> [Stored entries]
☆ ☆ ☆ ☆ ☆ ☆ ☆

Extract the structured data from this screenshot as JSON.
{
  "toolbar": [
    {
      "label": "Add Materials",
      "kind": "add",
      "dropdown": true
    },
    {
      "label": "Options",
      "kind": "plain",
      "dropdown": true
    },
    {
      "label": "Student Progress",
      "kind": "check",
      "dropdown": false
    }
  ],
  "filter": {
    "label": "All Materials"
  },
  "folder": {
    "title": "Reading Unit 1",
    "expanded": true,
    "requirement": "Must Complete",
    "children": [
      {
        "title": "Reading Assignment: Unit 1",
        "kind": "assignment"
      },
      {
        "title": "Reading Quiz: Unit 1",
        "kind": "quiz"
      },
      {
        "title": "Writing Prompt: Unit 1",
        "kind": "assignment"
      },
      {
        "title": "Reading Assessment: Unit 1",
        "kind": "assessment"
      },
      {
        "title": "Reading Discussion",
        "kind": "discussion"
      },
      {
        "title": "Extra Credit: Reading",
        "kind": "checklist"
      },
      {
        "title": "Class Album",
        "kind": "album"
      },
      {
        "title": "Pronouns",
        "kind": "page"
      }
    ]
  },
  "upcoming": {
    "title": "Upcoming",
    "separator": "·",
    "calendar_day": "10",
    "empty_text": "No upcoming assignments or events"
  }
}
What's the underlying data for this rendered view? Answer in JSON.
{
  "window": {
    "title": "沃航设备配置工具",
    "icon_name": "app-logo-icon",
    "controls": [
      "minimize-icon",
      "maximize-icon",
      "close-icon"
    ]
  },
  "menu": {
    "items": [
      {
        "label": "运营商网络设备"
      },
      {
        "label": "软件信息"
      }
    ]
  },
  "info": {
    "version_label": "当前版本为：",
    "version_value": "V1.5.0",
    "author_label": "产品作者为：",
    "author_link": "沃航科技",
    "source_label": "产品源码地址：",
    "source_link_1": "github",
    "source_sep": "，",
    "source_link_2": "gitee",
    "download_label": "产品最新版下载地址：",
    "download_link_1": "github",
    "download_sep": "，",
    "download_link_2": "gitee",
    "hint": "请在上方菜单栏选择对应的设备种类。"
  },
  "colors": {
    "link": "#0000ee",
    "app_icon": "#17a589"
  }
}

☆ ☆ ☆ ☆ ☆ ☆ ☆

> [Goal] Pull out each record as written and restate it exactly.

> [Reply]
Extract the structured data from this screenshot as JSON.
{
  "toolbar": [
    {
      "label": "Add Materials",
      "kind": "add",
      "dropdown": true
    },
    {
      "label": "Options",
      "kind": "plain",
      "dropdown": true
    },
    {
      "label": "Student Progress",
      "kind": "check",
      "dropdown": false
    }
  ],
  "filter": {
    "label": "All Materials"
  },
  "folder": {
    "title": "Reading Unit 1",
    "expanded": true,
    "requirement": "Must Complete",
    "children": [
      {
        "title": "Reading Assignment: Unit 1",
        "kind": "assignment"
      },
      {
        "title": "Reading Quiz: Unit 1",
        "kind": "quiz"
      },
      {
        "title": "Writing Prompt: Unit 1",
        "kind": "assignment"
      },
      {
        "title": "Reading Assessment: Unit 1",
        "kind": "assessment"
      },
      {
        "title": "Reading Discussion",
        "kind": "discussion"
      },
      {
        "title": "Extra Credit: Reading",
        "kind": "checklist"
      },
      {
        "title": "Class Album",
        "kind": "album"
      },
      {
        "title": "Pronouns",
        "kind": "page"
      }
    ]
  },
  "upcoming": {
    "title": "Upcoming",
    "separator": "·",
    "calendar_day": "10",
    "empty_text": "No upcoming assignments or events"
  }
}
What's the underlying data for this rendered view? Answer in JSON.
{
  "window": {
    "title": "沃航设备配置工具",
    "icon_name": "app-logo-icon",
    "controls": [
      "minimize-icon",
      "maximize-icon",
      "close-icon"
    ]
  },
  "menu": {
    "items": [
      {
        "label": "运营商网络设备"
      },
      {
        "label": "软件信息"
      }
    ]
  },
  "info": {
    "version_label": "当前版本为：",
    "version_value": "V1.5.0",
    "author_label": "产品作者为：",
    "author_link": "沃航科技",
    "source_label": "产品源码地址：",
    "source_link_1": "github",
    "source_sep": "，",
    "source_link_2": "gitee",
    "download_label": "产品最新版下载地址：",
    "download_link_1": "github",
    "download_sep": "，",
    "download_link_2": "gitee",
    "hint": "请在上方菜单栏选择对应的设备种类。"
  },
  "colors": {
    "link": "#0000ee",
    "app_icon": "#17a589"
  }
}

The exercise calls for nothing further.